***** Records shown *****
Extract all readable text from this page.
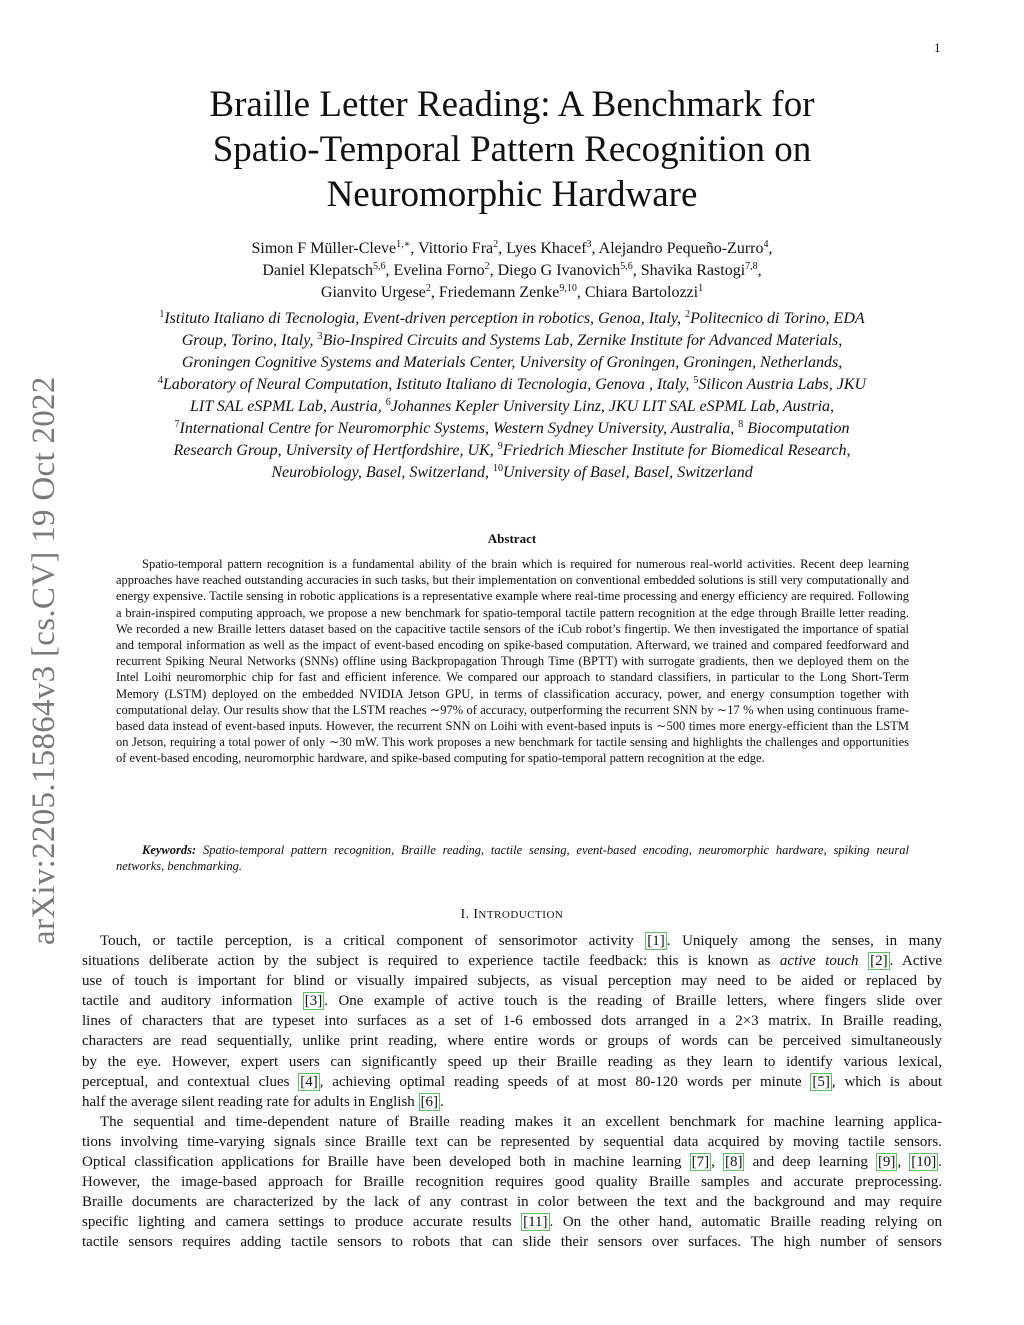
1
arXiv:2205.15864v3 [cs.CV] 19 Oct 2022
Braille Letter Reading: A Benchmark for
Spatio-Temporal Pattern Recognition on
Neuromorphic Hardware
Simon F Müller-Cleve$^{1,∗}$, Vittorio Fra$^2$, Lyes Khacef$^3$, Alejandro Pequeño-Zurro$^4$,
Daniel Klepatsch$^{5,6}$, Evelina Forno$^2$, Diego G Ivanovich$^{5,6}$, Shavika Rastogi$^{7,8}$,
Gianvito Urgese$^2$, Friedemann Zenke$^{9,10}$, Chiara Bartolozzi$^1$
$^1$Istituto Italiano di Tecnologia, Event-driven perception in robotics, Genoa, Italy, $^2$Politecnico di Torino, EDA
Group, Torino, Italy, $^3$Bio-Inspired Circuits and Systems Lab, Zernike Institute for Advanced Materials,
Groningen Cognitive Systems and Materials Center, University of Groningen, Groningen, Netherlands,
$^4$Laboratory of Neural Computation, Istituto Italiano di Tecnologia, Genova , Italy, $^5$Silicon Austria Labs, JKU
LIT SAL eSPML Lab, Austria, $^6$Johannes Kepler University Linz, JKU LIT SAL eSPML Lab, Austria,
$^7$International Centre for Neuromorphic Systems, Western Sydney University, Australia, $^8$ Biocomputation
Research Group, University of Hertfordshire, UK, $^9$Friedrich Miescher Institute for Biomedical Research,
Neurobiology, Basel, Switzerland, $^{10}$University of Basel, Basel, Switzerland
Abstract

Spatio-temporal pattern recognition is a fundamental ability of the brain which is required for numerous real-world activities. Recent deep learning approaches have reached outstanding accuracies in such tasks, but their implementation on conventional embedded solutions is still very computationally and energy expensive. Tactile sensing in robotic applications is a representative example where real-time processing and energy efficiency are required. Following a brain-inspired computing approach, we propose a new benchmark for spatio-temporal tactile pattern recognition at the edge through Braille letter reading. We recorded a new Braille letters dataset based on the capacitive tactile sensors of the iCub robot’s fingertip. We then investigated the importance of spatial and temporal information as well as the impact of event-based encoding on spike-based computation. Afterward, we trained and compared feedforward and recurrent Spiking Neural Networks (SNNs) offline using Backpropagation Through Time (BPTT) with surrogate gradients, then we deployed them on the Intel Loihi neuromorphic chip for fast and efficient inference. We compared our approach to standard classifiers, in particular to the Long Short-Term Memory (LSTM) deployed on the embedded NVIDIA Jetson GPU, in terms of classification accuracy, power, and energy consumption together with computational delay. Our results show that the LSTM reaches ∼97% of accuracy, outperforming the recurrent SNN by ∼17 % when using continuous frame-based data instead of event-based inputs. However, the recurrent SNN on Loihi with event-based inputs is ∼500 times more energy-efficient than the LSTM on Jetson, requiring a total power of only ∼30 mW. This work proposes a new benchmark for tactile sensing and highlights the challenges and opportunities of event-based encoding, neuromorphic hardware, and spike-based computing for spatio-temporal pattern recognition at the edge.

Keywords: Spatio-temporal pattern recognition, Braille reading, tactile sensing, event-based encoding, neuromorphic hardware, spiking neural networks, benchmarking.
I. INTRODUCTION
Touch, or tactile perception, is a critical component of sensorimotor activity [1] . Uniquely among the senses, in many
situations deliberate action by the subject is required to experience tactile feedback: this is known as active touch [2] . Active
use of touch is important for blind or visually impaired subjects, as visual perception may need to be aided or replaced by
tactile and auditory information [3] . One example of active touch is the reading of Braille letters, where fingers slide over
lines of characters that are typeset into surfaces as a set of 1-6 embossed dots arranged in a 2×3 matrix. In Braille reading,
characters are read sequentially, unlike print reading, where entire words or groups of words can be perceived simultaneously
by the eye. However, expert users can significantly speed up their Braille reading as they learn to identify various lexical,
perceptual, and contextual clues [4] , achieving optimal reading speeds of at most 80-120 words per minute [5] , which is about
half the average silent reading rate for adults in English [6] .
The sequential and time-dependent nature of Braille reading makes it an excellent benchmark for machine learning applica-
tions involving time-varying signals since Braille text can be represented by sequential data acquired by moving tactile sensors.
Optical classification applications for Braille have been developed both in machine learning [7] , [8] and deep learning [9] , [10] .
However, the image-based approach for Braille recognition requires good quality Braille samples and accurate preprocessing.
Braille documents are characterized by the lack of any contrast in color between the text and the background and may require
specific lighting and camera settings to produce accurate results [11] . On the other hand, automatic Braille reading relying on
tactile sensors requires adding tactile sensors to robots that can slide their sensors over surfaces. The high number of sensors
*****
● What to work on:
Leave out the pictures and transcribe everything else exactly.

● In response:
Extract all readable text from this page.
1
arXiv:2205.15864v3 [cs.CV] 19 Oct 2022
Braille Letter Reading: A Benchmark for
Spatio-Temporal Pattern Recognition on
Neuromorphic Hardware
Simon F Müller-Cleve$^{1,∗}$, Vittorio Fra$^2$, Lyes Khacef$^3$, Alejandro Pequeño-Zurro$^4$,
Daniel Klepatsch$^{5,6}$, Evelina Forno$^2$, Diego G Ivanovich$^{5,6}$, Shavika Rastogi$^{7,8}$,
Gianvito Urgese$^2$, Friedemann Zenke$^{9,10}$, Chiara Bartolozzi$^1$
$^1$Istituto Italiano di Tecnologia, Event-driven perception in robotics, Genoa, Italy, $^2$Politecnico di Torino, EDA
Group, Torino, Italy, $^3$Bio-Inspired Circuits and Systems Lab, Zernike Institute for Advanced Materials,
Groningen Cognitive Systems and Materials Center, University of Groningen, Groningen, Netherlands,
$^4$Laboratory of Neural Computation, Istituto Italiano di Tecnologia, Genova , Italy, $^5$Silicon Austria Labs, JKU
LIT SAL eSPML Lab, Austria, $^6$Johannes Kepler University Linz, JKU LIT SAL eSPML Lab, Austria,
$^7$International Centre for Neuromorphic Systems, Western Sydney University, Australia, $^8$ Biocomputation
Research Group, University of Hertfordshire, UK, $^9$Friedrich Miescher Institute for Biomedical Research,
Neurobiology, Basel, Switzerland, $^{10}$University of Basel, Basel, Switzerland
Abstract

Spatio-temporal pattern recognition is a fundamental ability of the brain which is required for numerous real-world activities. Recent deep learning approaches have reached outstanding accuracies in such tasks, but their implementation on conventional embedded solutions is still very computationally and energy expensive. Tactile sensing in robotic applications is a representative example where real-time processing and energy efficiency are required. Following a brain-inspired computing approach, we propose a new benchmark for spatio-temporal tactile pattern recognition at the edge through Braille letter reading. We recorded a new Braille letters dataset based on the capacitive tactile sensors of the iCub robot’s fingertip. We then investigated the importance of spatial and temporal information as well as the impact of event-based encoding on spike-based computation. Afterward, we trained and compared feedforward and recurrent Spiking Neural Networks (SNNs) offline using Backpropagation Through Time (BPTT) with surrogate gradients, then we deployed them on the Intel Loihi neuromorphic chip for fast and efficient inference. We compared our approach to standard classifiers, in particular to the Long Short-Term Memory (LSTM) deployed on the embedded NVIDIA Jetson GPU, in terms of classification accuracy, power, and energy consumption together with computational delay. Our results show that the LSTM reaches ∼97% of accuracy, outperforming the recurrent SNN by ∼17 % when using continuous frame-based data instead of event-based inputs. However, the recurrent SNN on Loihi with event-based inputs is ∼500 times more energy-efficient than the LSTM on Jetson, requiring a total power of only ∼30 mW. This work proposes a new benchmark for tactile sensing and highlights the challenges and opportunities of event-based encoding, neuromorphic hardware, and spike-based computing for spatio-temporal pattern recognition at the edge.

Keywords: Spatio-temporal pattern recognition, Braille reading, tactile sensing, event-based encoding, neuromorphic hardware, spiking neural networks, benchmarking.
I. INTRODUCTION
Touch, or tactile perception, is a critical component of sensorimotor activity [1] . Uniquely among the senses, in many
situations deliberate action by the subject is required to experience tactile feedback: this is known as active touch [2] . Active
use of touch is important for blind or visually impaired subjects, as visual perception may need to be aided or replaced by
tactile and auditory information [3] . One example of active touch is the reading of Braille letters, where fingers slide over
lines of characters that are typeset into surfaces as a set of 1-6 embossed dots arranged in a 2×3 matrix. In Braille reading,
characters are read sequentially, unlike print reading, where entire words or groups of words can be perceived simultaneously
by the eye. However, expert users can significantly speed up their Braille reading as they learn to identify various lexical,
perceptual, and contextual clues [4] , achieving optimal reading speeds of at most 80-120 words per minute [5] , which is about
half the average silent reading rate for adults in English [6] .
The sequential and time-dependent nature of Braille reading makes it an excellent benchmark for machine learning applica-
tions involving time-varying signals since Braille text can be represented by sequential data acquired by moving tactile sensors.
Optical classification applications for Braille have been developed both in machine learning [7] , [8] and deep learning [9] , [10] .
However, the image-based approach for Braille recognition requires good quality Braille samples and accurate preprocessing.
Braille documents are characterized by the lack of any contrast in color between the text and the background and may require
specific lighting and camera settings to produce accurate results [11] . On the other hand, automatic Braille reading relying on
tactile sensors requires adding tactile sensors to robots that can slide their sensors over surfaces. The high number of sensors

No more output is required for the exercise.